• [Work to complete] Copy the entries below exactly. Images do not belong in the copy.

(Extracted records)

■ ■ ■ ■

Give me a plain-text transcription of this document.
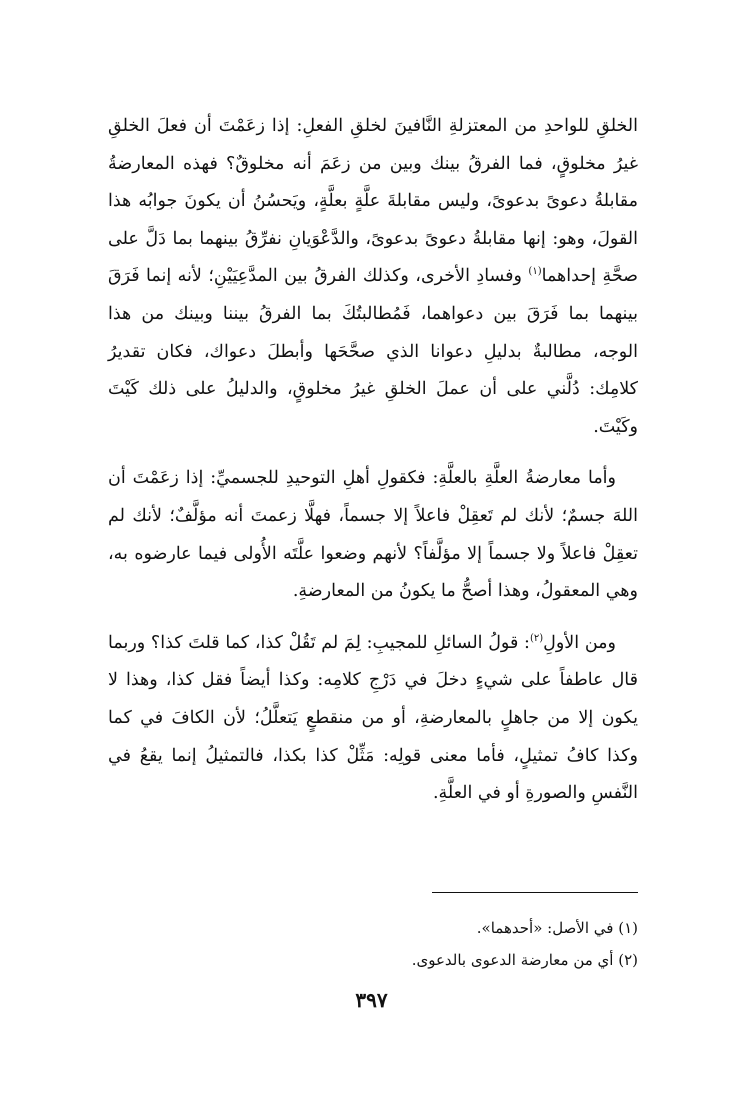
الخلقِ للواحدِ من المعتزلةِ النَّافينَ لخلقِ الفعلِ: إذا زعَمْتَ أن فعلَ الخلقِ غيرُ مخلوقٍ، فما الفرقُ بينك وبين من زعَمَ أنه مخلوقٌ؟ فهذه المعارضةُ مقابلةُ دعوىً بدعوىً، وليس مقابلةَ علَّةٍ بعلَّةٍ، ويَحسُنُ أن يكونَ جوابُه هذا القولَ، وهو: إنها مقابلةُ دعوىً بدعوىً، والدَّعْوَيانِ نفرِّقُ بينهما بما دَلَّ على صحَّةِ إحداهما$^{(١)}$ وفسادِ الأخرى، وكذلك الفرقُ بين المدَّعِيَيْنِ؛ لأنه إنما فَرَقَ بينهما بما فَرَقَ بين دعواهما، فَمُطالبتُكَ بما الفرقُ بيننا وبينك من هذا الوجه، مطالبةٌ بدليلِ دعوانا الذي صحَّحَها وأبطلَ دعواك، فكان تقديرُ كلامِك: دُلَّني على أن عملَ الخلقِ غيرُ مخلوقٍ، والدليلُ على ذلك كَيْتَ وكَيْتَ.

وأما معارضةُ العلَّةِ بالعلَّةِ: فكقولِ أهلِ التوحيدِ للجسميِّ: إذا زعَمْتَ أن اللهَ جسمٌ؛ لأنك لم تَعقِلْ فاعلاً إلا جسماً، فهلَّا زعمتَ أنه مؤلَّفٌ؛ لأنك لم تعقِلْ فاعلاً ولا جسماً إلا مؤلَّفاً؟ لأنهم وضعوا علَّتَه الأُولى فيما عارضوه به، وهي المعقولُ، وهذا أصحُّ ما يكونُ من المعارضةِ.

ومن الأولِ$^{(٢)}$: قولُ السائلِ للمجيبِ: لِمَ لم تَقُلْ كذا، كما قلتَ كذا؟ وربما قال عاطفاً على شيءٍ دخلَ في دَرْجِ كلامِه: وكذا أيضاً فقل كذا، وهذا لا يكون إلا من جاهلٍ بالمعارضةِ، أو من منقطعٍ يَتعلَّلُ؛ لأن الكافَ في كما وكذا كافُ تمثيلٍ، فأما معنى قولِه: مَثِّلْ كذا بكذا، فالتمثيلُ إنما يقعُ في النَّفسِ والصورةِ أو في العلَّةِ.

(١) في الأصل: «أحدهما».

(٢) أي من معارضة الدعوى بالدعوى.

٣٩٧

■ ■ ■ ■

• [Completed task]
Give me a plain-text transcription of this document.
الخلقِ للواحدِ من المعتزلةِ النَّافينَ لخلقِ الفعلِ: إذا زعَمْتَ أن فعلَ الخلقِ غيرُ مخلوقٍ، فما الفرقُ بينك وبين من زعَمَ أنه مخلوقٌ؟ فهذه المعارضةُ مقابلةُ دعوىً بدعوىً، وليس مقابلةَ علَّةٍ بعلَّةٍ، ويَحسُنُ أن يكونَ جوابُه هذا القولَ، وهو: إنها مقابلةُ دعوىً بدعوىً، والدَّعْوَيانِ نفرِّقُ بينهما بما دَلَّ على صحَّةِ إحداهما$^{(١)}$ وفسادِ الأخرى، وكذلك الفرقُ بين المدَّعِيَيْنِ؛ لأنه إنما فَرَقَ بينهما بما فَرَقَ بين دعواهما، فَمُطالبتُكَ بما الفرقُ بيننا وبينك من هذا الوجه، مطالبةٌ بدليلِ دعوانا الذي صحَّحَها وأبطلَ دعواك، فكان تقديرُ كلامِك: دُلَّني على أن عملَ الخلقِ غيرُ مخلوقٍ، والدليلُ على ذلك كَيْتَ وكَيْتَ.

وأما معارضةُ العلَّةِ بالعلَّةِ: فكقولِ أهلِ التوحيدِ للجسميِّ: إذا زعَمْتَ أن اللهَ جسمٌ؛ لأنك لم تَعقِلْ فاعلاً إلا جسماً، فهلَّا زعمتَ أنه مؤلَّفٌ؛ لأنك لم تعقِلْ فاعلاً ولا جسماً إلا مؤلَّفاً؟ لأنهم وضعوا علَّتَه الأُولى فيما عارضوه به، وهي المعقولُ، وهذا أصحُّ ما يكونُ من المعارضةِ.

ومن الأولِ$^{(٢)}$: قولُ السائلِ للمجيبِ: لِمَ لم تَقُلْ كذا، كما قلتَ كذا؟ وربما قال عاطفاً على شيءٍ دخلَ في دَرْجِ كلامِه: وكذا أيضاً فقل كذا، وهذا لا يكون إلا من جاهلٍ بالمعارضةِ، أو من منقطعٍ يَتعلَّلُ؛ لأن الكافَ في كما وكذا كافُ تمثيلٍ، فأما معنى قولِه: مَثِّلْ كذا بكذا، فالتمثيلُ إنما يقعُ في النَّفسِ والصورةِ أو في العلَّةِ.

(١) في الأصل: «أحدهما».

(٢) أي من معارضة الدعوى بالدعوى.

٣٩٧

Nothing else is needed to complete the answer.